Identify every line in the records below that contains the word "prefix", and copy each of those lines.

[BEGIN Provided records]

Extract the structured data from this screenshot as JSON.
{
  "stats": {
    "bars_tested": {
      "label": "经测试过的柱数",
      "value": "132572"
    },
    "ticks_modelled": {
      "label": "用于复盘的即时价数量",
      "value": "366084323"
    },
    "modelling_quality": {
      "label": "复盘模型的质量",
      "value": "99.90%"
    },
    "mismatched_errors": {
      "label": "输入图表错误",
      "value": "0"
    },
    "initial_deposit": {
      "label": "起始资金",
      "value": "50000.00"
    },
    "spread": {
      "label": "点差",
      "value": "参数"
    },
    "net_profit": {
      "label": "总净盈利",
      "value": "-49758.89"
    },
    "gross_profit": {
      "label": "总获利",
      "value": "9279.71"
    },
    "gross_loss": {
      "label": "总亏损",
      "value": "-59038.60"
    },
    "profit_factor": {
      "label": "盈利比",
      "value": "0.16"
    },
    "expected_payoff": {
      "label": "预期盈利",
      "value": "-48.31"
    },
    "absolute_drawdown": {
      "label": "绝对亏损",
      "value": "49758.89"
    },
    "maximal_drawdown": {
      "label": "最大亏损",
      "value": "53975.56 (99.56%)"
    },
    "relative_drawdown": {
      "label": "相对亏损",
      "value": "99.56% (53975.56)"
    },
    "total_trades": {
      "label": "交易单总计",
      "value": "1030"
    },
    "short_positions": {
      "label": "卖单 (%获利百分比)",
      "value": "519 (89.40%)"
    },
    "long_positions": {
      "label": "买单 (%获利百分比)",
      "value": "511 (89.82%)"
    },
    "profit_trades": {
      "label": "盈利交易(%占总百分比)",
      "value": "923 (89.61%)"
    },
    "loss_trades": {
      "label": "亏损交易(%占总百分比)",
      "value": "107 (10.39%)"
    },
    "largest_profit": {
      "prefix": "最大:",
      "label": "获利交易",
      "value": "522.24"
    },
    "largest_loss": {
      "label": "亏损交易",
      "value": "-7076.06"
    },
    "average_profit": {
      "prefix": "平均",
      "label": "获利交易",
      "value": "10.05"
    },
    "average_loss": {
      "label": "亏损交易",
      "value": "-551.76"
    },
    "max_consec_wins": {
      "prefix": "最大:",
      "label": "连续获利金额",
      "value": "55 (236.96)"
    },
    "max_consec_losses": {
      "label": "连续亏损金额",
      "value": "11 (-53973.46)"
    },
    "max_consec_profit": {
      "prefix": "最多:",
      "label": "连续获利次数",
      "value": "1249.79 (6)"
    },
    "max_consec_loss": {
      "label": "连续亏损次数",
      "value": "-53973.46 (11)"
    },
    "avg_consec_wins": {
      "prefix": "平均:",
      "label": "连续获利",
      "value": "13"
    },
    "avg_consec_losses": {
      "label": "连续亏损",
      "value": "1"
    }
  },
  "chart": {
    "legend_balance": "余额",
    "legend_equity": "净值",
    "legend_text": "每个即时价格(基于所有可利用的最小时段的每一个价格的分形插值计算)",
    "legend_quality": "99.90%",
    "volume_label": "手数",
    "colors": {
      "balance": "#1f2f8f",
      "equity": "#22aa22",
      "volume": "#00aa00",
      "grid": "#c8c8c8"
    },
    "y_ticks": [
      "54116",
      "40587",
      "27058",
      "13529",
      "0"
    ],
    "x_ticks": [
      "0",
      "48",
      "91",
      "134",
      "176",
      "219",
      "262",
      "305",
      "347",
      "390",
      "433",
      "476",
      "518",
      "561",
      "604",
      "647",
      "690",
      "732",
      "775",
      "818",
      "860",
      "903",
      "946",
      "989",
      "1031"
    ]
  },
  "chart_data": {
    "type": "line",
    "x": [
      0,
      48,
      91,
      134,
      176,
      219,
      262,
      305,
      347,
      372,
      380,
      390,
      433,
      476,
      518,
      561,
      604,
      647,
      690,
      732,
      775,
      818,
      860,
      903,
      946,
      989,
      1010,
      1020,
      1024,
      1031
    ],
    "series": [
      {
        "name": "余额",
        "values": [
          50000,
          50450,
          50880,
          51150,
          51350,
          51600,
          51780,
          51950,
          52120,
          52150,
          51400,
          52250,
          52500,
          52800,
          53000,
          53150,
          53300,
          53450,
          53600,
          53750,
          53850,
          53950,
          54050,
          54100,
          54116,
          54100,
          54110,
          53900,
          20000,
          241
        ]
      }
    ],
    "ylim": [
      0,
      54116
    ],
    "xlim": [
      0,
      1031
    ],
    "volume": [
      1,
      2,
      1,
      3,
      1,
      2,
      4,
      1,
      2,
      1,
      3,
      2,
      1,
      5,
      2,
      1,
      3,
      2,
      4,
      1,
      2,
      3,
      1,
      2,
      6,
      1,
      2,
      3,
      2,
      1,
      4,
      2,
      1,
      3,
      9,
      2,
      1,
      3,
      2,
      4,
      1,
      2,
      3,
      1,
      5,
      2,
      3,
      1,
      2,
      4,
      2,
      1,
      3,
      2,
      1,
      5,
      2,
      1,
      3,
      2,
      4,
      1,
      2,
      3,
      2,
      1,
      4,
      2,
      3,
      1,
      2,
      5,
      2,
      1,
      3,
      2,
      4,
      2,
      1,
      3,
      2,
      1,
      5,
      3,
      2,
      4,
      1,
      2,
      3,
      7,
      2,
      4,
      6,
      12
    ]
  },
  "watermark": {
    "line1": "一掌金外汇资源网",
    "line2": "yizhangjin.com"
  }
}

[END Provided records]

> _Result of the task_
      "prefix": "最大:",
      "prefix": "平均",
      "prefix": "最大:",
      "prefix": "最多:",
      "prefix": "平均:",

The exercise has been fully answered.